**The task**
Copy the full set of lines exactly as given.

Records from a collection
⟨

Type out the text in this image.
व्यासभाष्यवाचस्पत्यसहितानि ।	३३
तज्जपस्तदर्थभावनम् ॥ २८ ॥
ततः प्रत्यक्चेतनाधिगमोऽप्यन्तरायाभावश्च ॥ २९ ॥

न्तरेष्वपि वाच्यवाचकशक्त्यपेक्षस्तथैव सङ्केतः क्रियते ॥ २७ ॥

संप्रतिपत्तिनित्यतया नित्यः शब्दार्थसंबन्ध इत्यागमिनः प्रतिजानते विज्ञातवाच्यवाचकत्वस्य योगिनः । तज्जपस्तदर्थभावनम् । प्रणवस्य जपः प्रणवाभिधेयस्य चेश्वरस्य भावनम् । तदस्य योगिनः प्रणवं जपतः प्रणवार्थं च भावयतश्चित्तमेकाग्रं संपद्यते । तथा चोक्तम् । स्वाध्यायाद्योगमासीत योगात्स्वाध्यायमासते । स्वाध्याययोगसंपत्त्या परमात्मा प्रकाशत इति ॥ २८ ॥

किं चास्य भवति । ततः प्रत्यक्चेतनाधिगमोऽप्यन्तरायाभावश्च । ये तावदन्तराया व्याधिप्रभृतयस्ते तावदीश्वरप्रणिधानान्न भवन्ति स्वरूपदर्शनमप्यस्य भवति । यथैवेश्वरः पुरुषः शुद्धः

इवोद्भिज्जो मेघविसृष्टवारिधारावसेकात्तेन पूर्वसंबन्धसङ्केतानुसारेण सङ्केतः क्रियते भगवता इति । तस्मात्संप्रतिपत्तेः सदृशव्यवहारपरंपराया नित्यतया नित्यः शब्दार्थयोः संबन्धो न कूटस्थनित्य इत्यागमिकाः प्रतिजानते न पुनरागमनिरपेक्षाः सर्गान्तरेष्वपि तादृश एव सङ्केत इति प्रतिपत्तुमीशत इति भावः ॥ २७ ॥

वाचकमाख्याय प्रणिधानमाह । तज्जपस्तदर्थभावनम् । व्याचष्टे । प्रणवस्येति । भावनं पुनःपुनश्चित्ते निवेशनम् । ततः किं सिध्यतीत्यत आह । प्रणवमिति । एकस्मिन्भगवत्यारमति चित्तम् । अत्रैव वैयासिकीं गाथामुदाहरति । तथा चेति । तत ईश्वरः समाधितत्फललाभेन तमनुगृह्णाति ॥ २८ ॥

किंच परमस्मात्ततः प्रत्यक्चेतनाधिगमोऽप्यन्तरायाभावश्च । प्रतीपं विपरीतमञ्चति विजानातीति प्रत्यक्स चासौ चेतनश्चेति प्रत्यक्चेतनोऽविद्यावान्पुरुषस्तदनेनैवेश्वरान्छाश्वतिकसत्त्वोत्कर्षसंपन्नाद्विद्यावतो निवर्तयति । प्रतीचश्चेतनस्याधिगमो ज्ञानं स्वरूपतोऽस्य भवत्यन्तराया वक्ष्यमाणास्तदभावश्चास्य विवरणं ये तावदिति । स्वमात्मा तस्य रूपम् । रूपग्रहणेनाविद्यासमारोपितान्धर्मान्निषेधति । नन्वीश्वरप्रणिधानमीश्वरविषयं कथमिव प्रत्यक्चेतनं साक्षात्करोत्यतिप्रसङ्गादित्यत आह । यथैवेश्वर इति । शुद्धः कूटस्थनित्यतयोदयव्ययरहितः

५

⟩

**The answer**
Type out the text in this image.
व्यासभाष्यवाचस्पत्यसहितानि ।	३३
तज्जपस्तदर्थभावनम् ॥ २८ ॥
ततः प्रत्यक्चेतनाधिगमोऽप्यन्तरायाभावश्च ॥ २९ ॥

न्तरेष्वपि वाच्यवाचकशक्त्यपेक्षस्तथैव सङ्केतः क्रियते ॥ २७ ॥

संप्रतिपत्तिनित्यतया नित्यः शब्दार्थसंबन्ध इत्यागमिनः प्रतिजानते विज्ञातवाच्यवाचकत्वस्य योगिनः । तज्जपस्तदर्थभावनम् । प्रणवस्य जपः प्रणवाभिधेयस्य चेश्वरस्य भावनम् । तदस्य योगिनः प्रणवं जपतः प्रणवार्थं च भावयतश्चित्तमेकाग्रं संपद्यते । तथा चोक्तम् । स्वाध्यायाद्योगमासीत योगात्स्वाध्यायमासते । स्वाध्याययोगसंपत्त्या परमात्मा प्रकाशत इति ॥ २८ ॥

किं चास्य भवति । ततः प्रत्यक्चेतनाधिगमोऽप्यन्तरायाभावश्च । ये तावदन्तराया व्याधिप्रभृतयस्ते तावदीश्वरप्रणिधानान्न भवन्ति स्वरूपदर्शनमप्यस्य भवति । यथैवेश्वरः पुरुषः शुद्धः

इवोद्भिज्जो मेघविसृष्टवारिधारावसेकात्तेन पूर्वसंबन्धसङ्केतानुसारेण सङ्केतः क्रियते भगवता इति । तस्मात्संप्रतिपत्तेः सदृशव्यवहारपरंपराया नित्यतया नित्यः शब्दार्थयोः संबन्धो न कूटस्थनित्य इत्यागमिकाः प्रतिजानते न पुनरागमनिरपेक्षाः सर्गान्तरेष्वपि तादृश एव सङ्केत इति प्रतिपत्तुमीशत इति भावः ॥ २७ ॥

वाचकमाख्याय प्रणिधानमाह । तज्जपस्तदर्थभावनम् । व्याचष्टे । प्रणवस्येति । भावनं पुनःपुनश्चित्ते निवेशनम् । ततः किं सिध्यतीत्यत आह । प्रणवमिति । एकस्मिन्भगवत्यारमति चित्तम् । अत्रैव वैयासिकीं गाथामुदाहरति । तथा चेति । तत ईश्वरः समाधितत्फललाभेन तमनुगृह्णाति ॥ २८ ॥

किंच परमस्मात्ततः प्रत्यक्चेतनाधिगमोऽप्यन्तरायाभावश्च । प्रतीपं विपरीतमञ्चति विजानातीति प्रत्यक्स चासौ चेतनश्चेति प्रत्यक्चेतनोऽविद्यावान्पुरुषस्तदनेनैवेश्वरान्छाश्वतिकसत्त्वोत्कर्षसंपन्नाद्विद्यावतो निवर्तयति । प्रतीचश्चेतनस्याधिगमो ज्ञानं स्वरूपतोऽस्य भवत्यन्तराया वक्ष्यमाणास्तदभावश्चास्य विवरणं ये तावदिति । स्वमात्मा तस्य रूपम् । रूपग्रहणेनाविद्यासमारोपितान्धर्मान्निषेधति । नन्वीश्वरप्रणिधानमीश्वरविषयं कथमिव प्रत्यक्चेतनं साक्षात्करोत्यतिप्रसङ्गादित्यत आह । यथैवेश्वर इति । शुद्धः कूटस्थनित्यतयोदयव्ययरहितः

५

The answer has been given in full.